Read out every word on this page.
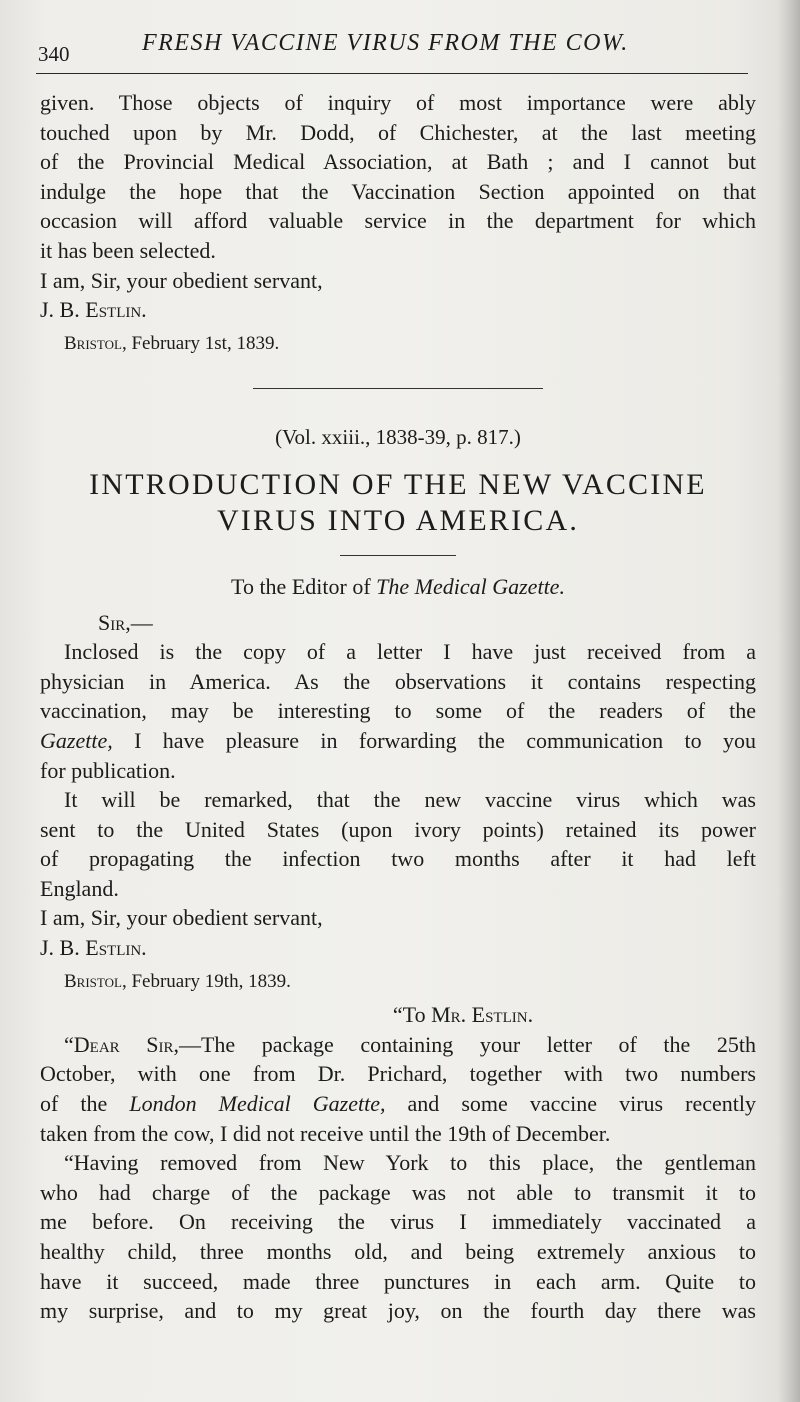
340	FRESH VACCINE VIRUS FROM THE COW.
given. Those objects of inquiry of most importance were ably
touched upon by Mr. Dodd, of Chichester, at the last meeting
of the Provincial Medical Association, at Bath ; and I cannot but
indulge the hope that the Vaccination Section appointed on that
occasion will afford valuable service in the department for which
it has been selected.
I am, Sir, your obedient servant,
J. B. Estlin.
Bristol, February 1st, 1839.
(Vol. xxiii., 1838-39, p. 817.)
INTRODUCTION OF THE NEW VACCINE
VIRUS INTO AMERICA.
To the Editor of The Medical Gazette.
Sir,—
Inclosed is the copy of a letter I have just received from a
physician in America. As the observations it contains respecting
vaccination, may be interesting to some of the readers of the
Gazette, I have pleasure in forwarding the communication to you
for publication.
It will be remarked, that the new vaccine virus which was
sent to the United States (upon ivory points) retained its power
of propagating the infection two months after it had left
England.
I am, Sir, your obedient servant,
J. B. Estlin.
Bristol, February 19th, 1839.
“To Mr. Estlin.
“Dear Sir,—The package containing your letter of the 25th
October, with one from Dr. Prichard, together with two numbers
of the London Medical Gazette, and some vaccine virus recently
taken from the cow, I did not receive until the 19th of December.
“Having removed from New York to this place, the gentleman
who had charge of the package was not able to transmit it to
me before. On receiving the virus I immediately vaccinated a
healthy child, three months old, and being extremely anxious to
have it succeed, made three punctures in each arm. Quite to
my surprise, and to my great joy, on the fourth day there was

What is expected: Where a line contains the word "upon", copy that line from the listing above.

Answer to the exercise:
touched upon by Mr. Dodd, of Chichester, at the last meeting
sent to the United States (upon ivory points) retained its power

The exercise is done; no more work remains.